- [Stored records]
----

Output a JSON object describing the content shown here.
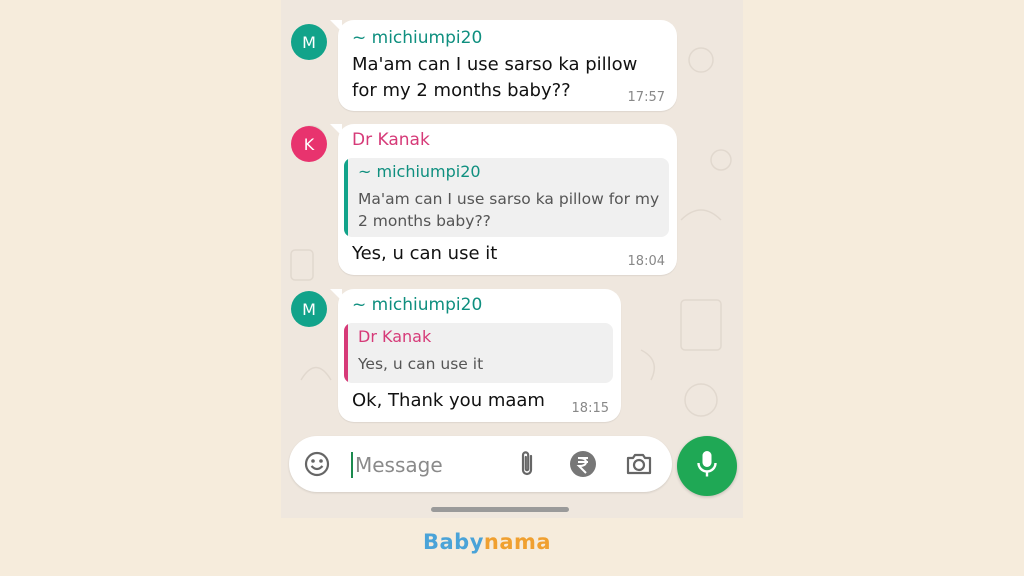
{
  "chat": {
    "messages": [
      {
        "avatar_letter": "M",
        "sender": "~ michiumpi20",
        "text_lines": [
          "Ma'am can I use sarso ka pillow",
          "for my 2 months baby??"
        ],
        "time": "17:57"
      },
      {
        "avatar_letter": "K",
        "sender": "Dr Kanak",
        "quote": {
          "sender": "~ michiumpi20",
          "text_lines": [
            "Ma'am can I use sarso ka pillow for my",
            "2 months baby??"
          ]
        },
        "text": "Yes, u can use it",
        "time": "18:04"
      },
      {
        "avatar_letter": "M",
        "sender": "~ michiumpi20",
        "quote": {
          "sender": "Dr Kanak",
          "text": "Yes, u can use it"
        },
        "text": "Ok, Thank you maam",
        "time": "18:15"
      }
    ]
  },
  "composer": {
    "placeholder": "Message",
    "icons": [
      "emoji-icon",
      "attach-icon",
      "rupee-icon",
      "camera-icon",
      "mic-icon"
    ]
  },
  "brand": {
    "part1": "Baby",
    "part2": "nama"
  },
  "colors": {
    "page_bg": "#f6ecdc",
    "chat_bg": "#efe7de",
    "teal_avatar": "#12a38a",
    "pink_avatar": "#e8336e",
    "teal_name": "#0f8f7f",
    "pink_name": "#d63a78",
    "mic_green": "#1fa855",
    "brand_blue": "#4aa3d8",
    "brand_orange": "#f0a030"
  }
}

----

- [Prompt] Every entry must be transcribed exactly. Pictures do not belong in the copy.

- [In response]
Output a JSON object describing the content shown here.
{
  "chat": {
    "messages": [
      {
        "avatar_letter": "M",
        "sender": "~ michiumpi20",
        "text_lines": [
          "Ma'am can I use sarso ka pillow",
          "for my 2 months baby??"
        ],
        "time": "17:57"
      },
      {
        "avatar_letter": "K",
        "sender": "Dr Kanak",
        "quote": {
          "sender": "~ michiumpi20",
          "text_lines": [
            "Ma'am can I use sarso ka pillow for my",
            "2 months baby??"
          ]
        },
        "text": "Yes, u can use it",
        "time": "18:04"
      },
      {
        "avatar_letter": "M",
        "sender": "~ michiumpi20",
        "quote": {
          "sender": "Dr Kanak",
          "text": "Yes, u can use it"
        },
        "text": "Ok, Thank you maam",
        "time": "18:15"
      }
    ]
  },
  "composer": {
    "placeholder": "Message",
    "icons": [
      "emoji-icon",
      "attach-icon",
      "rupee-icon",
      "camera-icon",
      "mic-icon"
    ]
  },
  "brand": {
    "part1": "Baby",
    "part2": "nama"
  },
  "colors": {
    "page_bg": "#f6ecdc",
    "chat_bg": "#efe7de",
    "teal_avatar": "#12a38a",
    "pink_avatar": "#e8336e",
    "teal_name": "#0f8f7f",
    "pink_name": "#d63a78",
    "mic_green": "#1fa855",
    "brand_blue": "#4aa3d8",
    "brand_orange": "#f0a030"
  }
}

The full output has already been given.